* _What the task asks_:
Please extract every line of the entries below verbatim, leaving the pictures out of your answer.

Element and coordinate records
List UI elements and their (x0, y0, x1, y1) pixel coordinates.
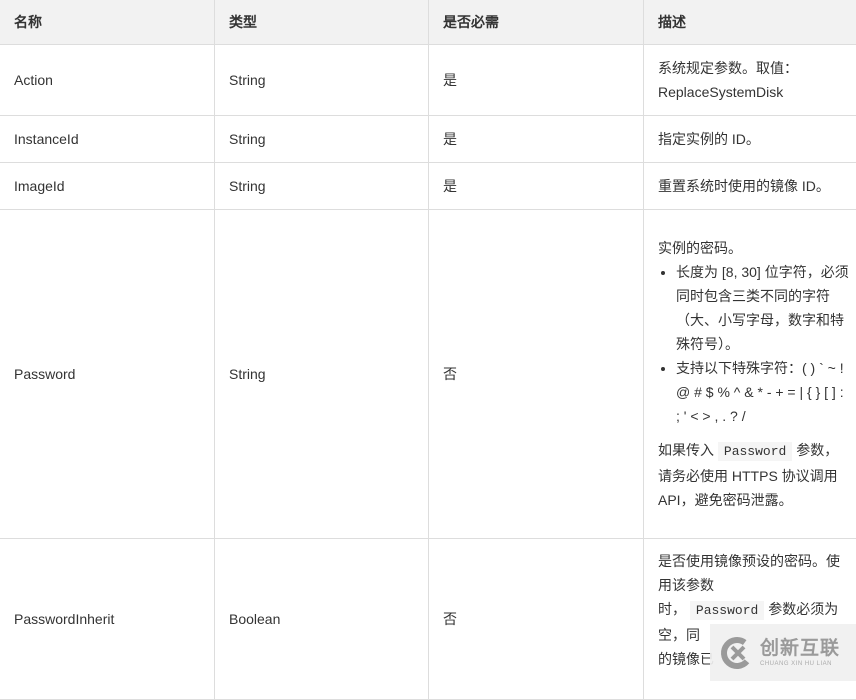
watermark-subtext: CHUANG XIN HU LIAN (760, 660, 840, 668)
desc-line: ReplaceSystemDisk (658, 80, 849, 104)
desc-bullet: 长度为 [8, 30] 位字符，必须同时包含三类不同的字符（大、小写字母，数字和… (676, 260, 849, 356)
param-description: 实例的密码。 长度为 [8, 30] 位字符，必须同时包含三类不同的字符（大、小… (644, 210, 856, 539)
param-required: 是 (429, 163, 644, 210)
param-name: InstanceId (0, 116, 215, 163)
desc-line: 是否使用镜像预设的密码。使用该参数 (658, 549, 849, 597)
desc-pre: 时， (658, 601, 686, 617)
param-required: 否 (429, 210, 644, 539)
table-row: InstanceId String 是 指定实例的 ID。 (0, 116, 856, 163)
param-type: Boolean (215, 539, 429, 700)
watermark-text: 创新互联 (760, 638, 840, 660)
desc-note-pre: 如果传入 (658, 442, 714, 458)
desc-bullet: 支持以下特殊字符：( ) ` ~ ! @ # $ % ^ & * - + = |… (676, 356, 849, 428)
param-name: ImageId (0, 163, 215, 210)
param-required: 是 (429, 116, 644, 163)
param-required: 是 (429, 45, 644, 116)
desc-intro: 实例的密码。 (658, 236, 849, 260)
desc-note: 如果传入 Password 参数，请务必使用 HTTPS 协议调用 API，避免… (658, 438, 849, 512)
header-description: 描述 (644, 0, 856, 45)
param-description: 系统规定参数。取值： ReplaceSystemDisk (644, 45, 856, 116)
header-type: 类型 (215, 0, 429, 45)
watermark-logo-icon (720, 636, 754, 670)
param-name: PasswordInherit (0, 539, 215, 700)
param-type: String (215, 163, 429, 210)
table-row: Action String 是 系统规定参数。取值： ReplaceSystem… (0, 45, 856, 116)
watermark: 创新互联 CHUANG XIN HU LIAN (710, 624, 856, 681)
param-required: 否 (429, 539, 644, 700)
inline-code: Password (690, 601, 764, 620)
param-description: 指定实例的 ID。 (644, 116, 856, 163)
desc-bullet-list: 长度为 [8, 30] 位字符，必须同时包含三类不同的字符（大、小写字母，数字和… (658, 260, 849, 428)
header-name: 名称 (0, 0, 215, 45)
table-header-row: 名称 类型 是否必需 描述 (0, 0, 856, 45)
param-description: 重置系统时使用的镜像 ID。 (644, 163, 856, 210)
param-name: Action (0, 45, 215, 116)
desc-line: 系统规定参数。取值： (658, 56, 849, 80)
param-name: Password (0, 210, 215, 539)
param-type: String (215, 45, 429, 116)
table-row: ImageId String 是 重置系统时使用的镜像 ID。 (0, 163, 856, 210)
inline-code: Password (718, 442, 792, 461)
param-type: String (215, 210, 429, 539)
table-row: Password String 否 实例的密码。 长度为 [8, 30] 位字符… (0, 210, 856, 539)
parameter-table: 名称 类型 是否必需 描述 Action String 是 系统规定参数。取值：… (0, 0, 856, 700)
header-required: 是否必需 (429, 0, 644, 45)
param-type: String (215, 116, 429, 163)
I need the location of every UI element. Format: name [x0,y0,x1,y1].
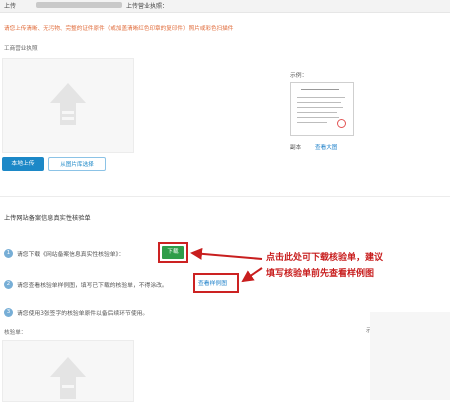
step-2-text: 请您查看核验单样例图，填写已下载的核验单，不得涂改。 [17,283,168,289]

* _Full response_:
List UI elements and their (x0, y0, x1, y1) pixel coordinates.
watermark-subtext: CHUANG XIN HU LIAN (760, 660, 840, 668)
desc-line: ReplaceSystemDisk (658, 80, 849, 104)
desc-bullet: 长度为 [8, 30] 位字符，必须同时包含三类不同的字符（大、小写字母，数字和… (676, 260, 849, 356)
param-description: 实例的密码。 长度为 [8, 30] 位字符，必须同时包含三类不同的字符（大、小… (644, 210, 856, 539)
param-required: 是 (429, 163, 644, 210)
param-name: InstanceId (0, 116, 215, 163)
desc-line: 是否使用镜像预设的密码。使用该参数 (658, 549, 849, 597)
desc-pre: 时， (658, 601, 686, 617)
param-required: 否 (429, 210, 644, 539)
table-row: InstanceId String 是 指定实例的 ID。 (0, 116, 856, 163)
param-type: Boolean (215, 539, 429, 700)
watermark-text: 创新互联 (760, 638, 840, 660)
desc-note-pre: 如果传入 (658, 442, 714, 458)
desc-bullet: 支持以下特殊字符：( ) ` ~ ! @ # $ % ^ & * - + = |… (676, 356, 849, 428)
param-name: ImageId (0, 163, 215, 210)
param-required: 是 (429, 116, 644, 163)
param-required: 是 (429, 45, 644, 116)
desc-intro: 实例的密码。 (658, 236, 849, 260)
desc-note: 如果传入 Password 参数，请务必使用 HTTPS 协议调用 API，避免… (658, 438, 849, 512)
header-description: 描述 (644, 0, 856, 45)
param-description: 系统规定参数。取值： ReplaceSystemDisk (644, 45, 856, 116)
header-type: 类型 (215, 0, 429, 45)
watermark-logo-icon (720, 636, 754, 670)
param-name: PasswordInherit (0, 539, 215, 700)
param-type: String (215, 163, 429, 210)
table-row: Action String 是 系统规定参数。取值： ReplaceSystem… (0, 45, 856, 116)
watermark: 创新互联 CHUANG XIN HU LIAN (710, 624, 856, 681)
param-required: 否 (429, 539, 644, 700)
inline-code: Password (690, 601, 764, 620)
param-description: 指定实例的 ID。 (644, 116, 856, 163)
desc-bullet-list: 长度为 [8, 30] 位字符，必须同时包含三类不同的字符（大、小写字母，数字和… (658, 260, 849, 428)
header-name: 名称 (0, 0, 215, 45)
table-header-row: 名称 类型 是否必需 描述 (0, 0, 856, 45)
param-description: 重置系统时使用的镜像 ID。 (644, 163, 856, 210)
param-name: Action (0, 45, 215, 116)
desc-line: 系统规定参数。取值： (658, 56, 849, 80)
param-name: Password (0, 210, 215, 539)
param-type: String (215, 45, 429, 116)
table-row: ImageId String 是 重置系统时使用的镜像 ID。 (0, 163, 856, 210)
inline-code: Password (718, 442, 792, 461)
param-type: String (215, 210, 429, 539)
table-row: Password String 否 实例的密码。 长度为 [8, 30] 位字符… (0, 210, 856, 539)
parameter-table: 名称 类型 是否必需 描述 Action String 是 系统规定参数。取值：… (0, 0, 856, 700)
header-required: 是否必需 (429, 0, 644, 45)
param-type: String (215, 116, 429, 163)
I need the location of every UI element. Format: name [x0,y0,x1,y1].
step-2-text: 请您查看核验单样例图，填写已下载的核验单，不得涂改。 [17,283,168,289]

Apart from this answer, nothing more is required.